**EXERCISE**. The records below must be copied in full; omit the images.

___ TASK INPUTS

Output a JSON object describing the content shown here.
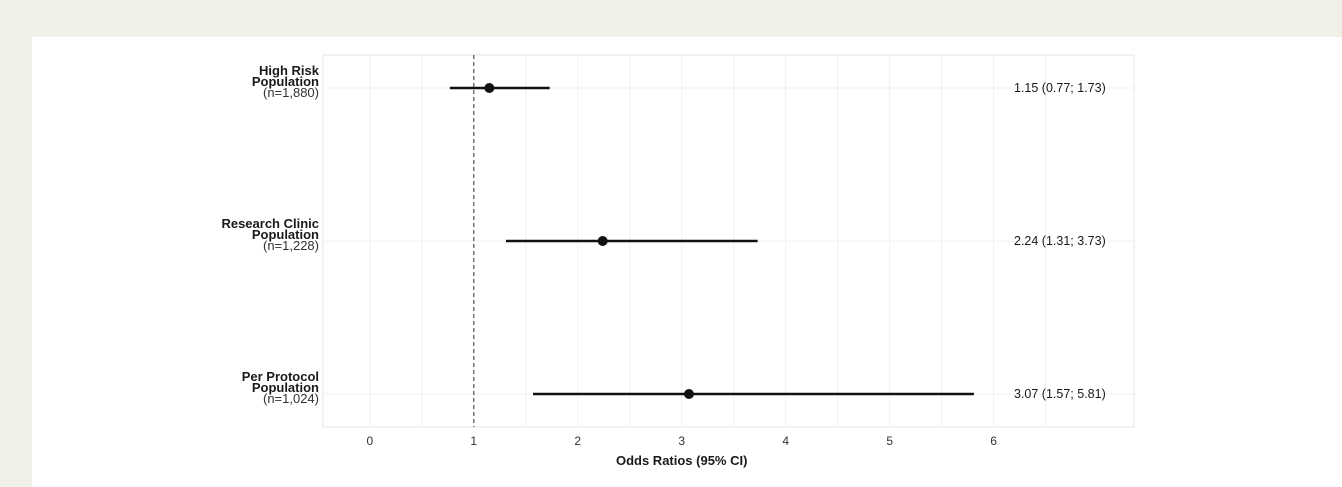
{
  "chart_data": {
    "type": "forest",
    "xlabel": "Odds Ratios (95% CI)",
    "xticks": [
      0,
      1,
      2,
      3,
      4,
      5,
      6
    ],
    "xlim": [
      -0.45,
      7.35
    ],
    "reference_line": 1,
    "grid": true,
    "rows": [
      {
        "name_lines": [
          "High Risk",
          "Population"
        ],
        "n_label": "(n=1,880)",
        "or": 1.15,
        "lower": 0.77,
        "upper": 1.73,
        "value_label": "1.15 (0.77; 1.73)"
      },
      {
        "name_lines": [
          "Research Clinic",
          "Population"
        ],
        "n_label": "(n=1,228)",
        "or": 2.24,
        "lower": 1.31,
        "upper": 3.73,
        "value_label": "2.24 (1.31; 3.73)"
      },
      {
        "name_lines": [
          "Per Protocol",
          "Population"
        ],
        "n_label": "(n=1,024)",
        "or": 3.07,
        "lower": 1.57,
        "upper": 5.81,
        "value_label": "3.07 (1.57; 5.81)"
      }
    ]
  },
  "colors": {
    "page_background": "#f1f0e6",
    "panel_border": "#e6e6e6",
    "grid": "#f0f0f0",
    "ink": "#111111"
  }
}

______

**ANSWER TO THIS PROBLEM**.
Output a JSON object describing the content shown here.
{
  "chart_data": {
    "type": "forest",
    "xlabel": "Odds Ratios (95% CI)",
    "xticks": [
      0,
      1,
      2,
      3,
      4,
      5,
      6
    ],
    "xlim": [
      -0.45,
      7.35
    ],
    "reference_line": 1,
    "grid": true,
    "rows": [
      {
        "name_lines": [
          "High Risk",
          "Population"
        ],
        "n_label": "(n=1,880)",
        "or": 1.15,
        "lower": 0.77,
        "upper": 1.73,
        "value_label": "1.15 (0.77; 1.73)"
      },
      {
        "name_lines": [
          "Research Clinic",
          "Population"
        ],
        "n_label": "(n=1,228)",
        "or": 2.24,
        "lower": 1.31,
        "upper": 3.73,
        "value_label": "2.24 (1.31; 3.73)"
      },
      {
        "name_lines": [
          "Per Protocol",
          "Population"
        ],
        "n_label": "(n=1,024)",
        "or": 3.07,
        "lower": 1.57,
        "upper": 5.81,
        "value_label": "3.07 (1.57; 5.81)"
      }
    ]
  },
  "colors": {
    "page_background": "#f1f0e6",
    "panel_border": "#e6e6e6",
    "grid": "#f0f0f0",
    "ink": "#111111"
  }
}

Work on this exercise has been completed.